_Goal:_ Write out the entire listing below exactly, with the pictures left out.

_The input:_

# # # # #

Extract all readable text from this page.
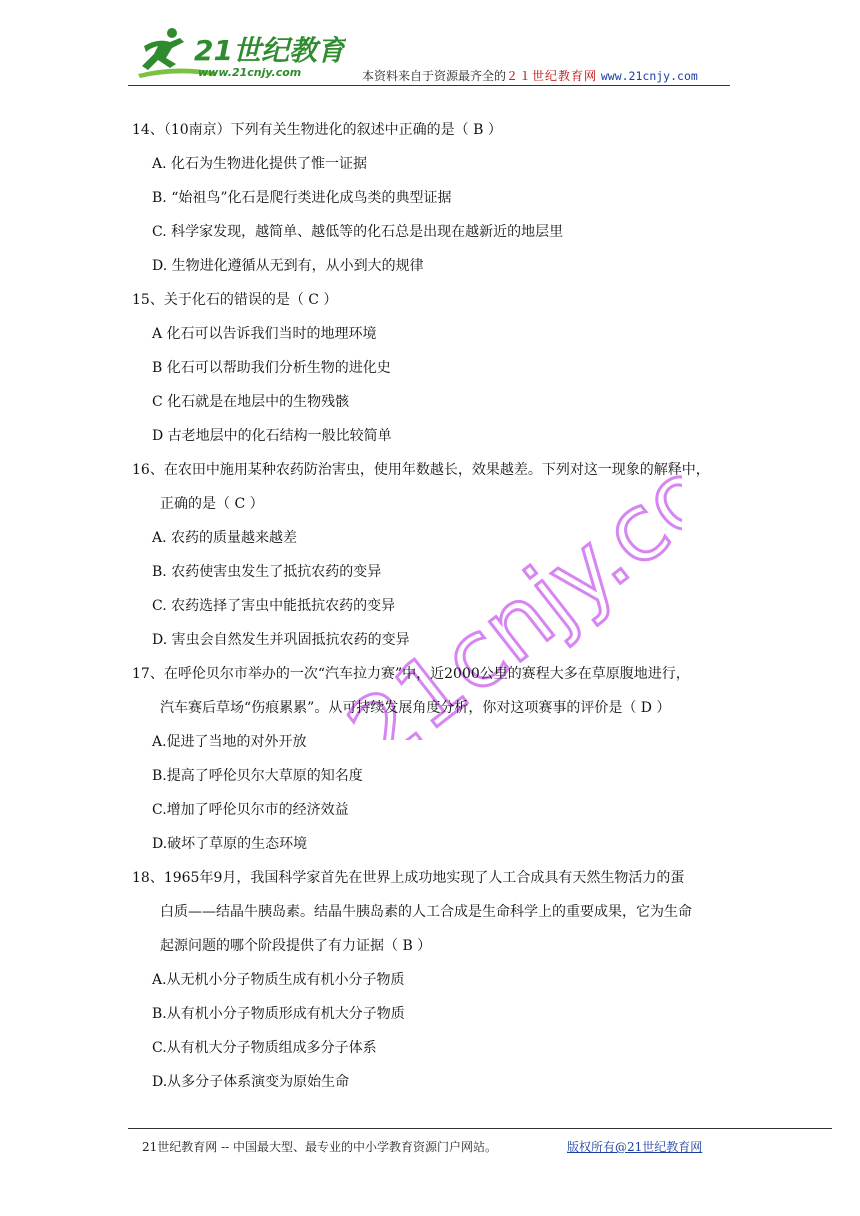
21世纪教育
www.21cnjy.com	本资料来自于资源最齐全的２１世纪教育网 www.21cnjy.com
21cnjy.com
14、（10南京）下列有关生物进化的叙述中正确的是（ B ）
A. 化石为生物进化提供了惟一证据
B. “始祖鸟”化石是爬行类进化成鸟类的典型证据
C. 科学家发现，越简单、越低等的化石总是出现在越新近的地层里
D. 生物进化遵循从无到有，从小到大的规律
15、关于化石的错误的是（ C ）
A 化石可以告诉我们当时的地理环境
B 化石可以帮助我们分析生物的进化史
C 化石就是在地层中的生物残骸
D 古老地层中的化石结构一般比较简单
16、在农田中施用某种农药防治害虫，使用年数越长，效果越差。下列对这一现象的解释中，
正确的是（ C ）
A. 农药的质量越来越差
B. 农药使害虫发生了抵抗农药的变异
C. 农药选择了害虫中能抵抗农药的变异
D. 害虫会自然发生并巩固抵抗农药的变异
17、在呼伦贝尔市举办的一次“汽车拉力赛”中，近2000公里的赛程大多在草原腹地进行，
汽车赛后草场“伤痕累累”。从可持续发展角度分析，你对这项赛事的评价是（ D ）
A.促进了当地的对外开放
B.提高了呼伦贝尔大草原的知名度
C.增加了呼伦贝尔市的经济效益
D.破坏了草原的生态环境
18、1965年9月，我国科学家首先在世界上成功地实现了人工合成具有天然生物活力的蛋
白质——结晶牛胰岛素。结晶牛胰岛素的人工合成是生命科学上的重要成果，它为生命
起源问题的哪个阶段提供了有力证据（ B ）
A.从无机小分子物质生成有机小分子物质
B.从有机小分子物质形成有机大分子物质
C.从有机大分子物质组成多分子体系
D.从多分子体系演变为原始生命
21世纪教育网 -- 中国最大型、最专业的中小学教育资源门户网站。	版权所有@21世纪教育网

# # # # #

_Task solution:_
Extract all readable text from this page.
21世纪教育
www.21cnjy.com	本资料来自于资源最齐全的２１世纪教育网 www.21cnjy.com
21cnjy.com
14、（10南京）下列有关生物进化的叙述中正确的是（ B ）
A. 化石为生物进化提供了惟一证据
B. “始祖鸟”化石是爬行类进化成鸟类的典型证据
C. 科学家发现，越简单、越低等的化石总是出现在越新近的地层里
D. 生物进化遵循从无到有，从小到大的规律
15、关于化石的错误的是（ C ）
A 化石可以告诉我们当时的地理环境
B 化石可以帮助我们分析生物的进化史
C 化石就是在地层中的生物残骸
D 古老地层中的化石结构一般比较简单
16、在农田中施用某种农药防治害虫，使用年数越长，效果越差。下列对这一现象的解释中，
正确的是（ C ）
A. 农药的质量越来越差
B. 农药使害虫发生了抵抗农药的变异
C. 农药选择了害虫中能抵抗农药的变异
D. 害虫会自然发生并巩固抵抗农药的变异
17、在呼伦贝尔市举办的一次“汽车拉力赛”中，近2000公里的赛程大多在草原腹地进行，
汽车赛后草场“伤痕累累”。从可持续发展角度分析，你对这项赛事的评价是（ D ）
A.促进了当地的对外开放
B.提高了呼伦贝尔大草原的知名度
C.增加了呼伦贝尔市的经济效益
D.破坏了草原的生态环境
18、1965年9月，我国科学家首先在世界上成功地实现了人工合成具有天然生物活力的蛋
白质——结晶牛胰岛素。结晶牛胰岛素的人工合成是生命科学上的重要成果，它为生命
起源问题的哪个阶段提供了有力证据（ B ）
A.从无机小分子物质生成有机小分子物质
B.从有机小分子物质形成有机大分子物质
C.从有机大分子物质组成多分子体系
D.从多分子体系演变为原始生命
21世纪教育网 -- 中国最大型、最专业的中小学教育资源门户网站。	版权所有@21世纪教育网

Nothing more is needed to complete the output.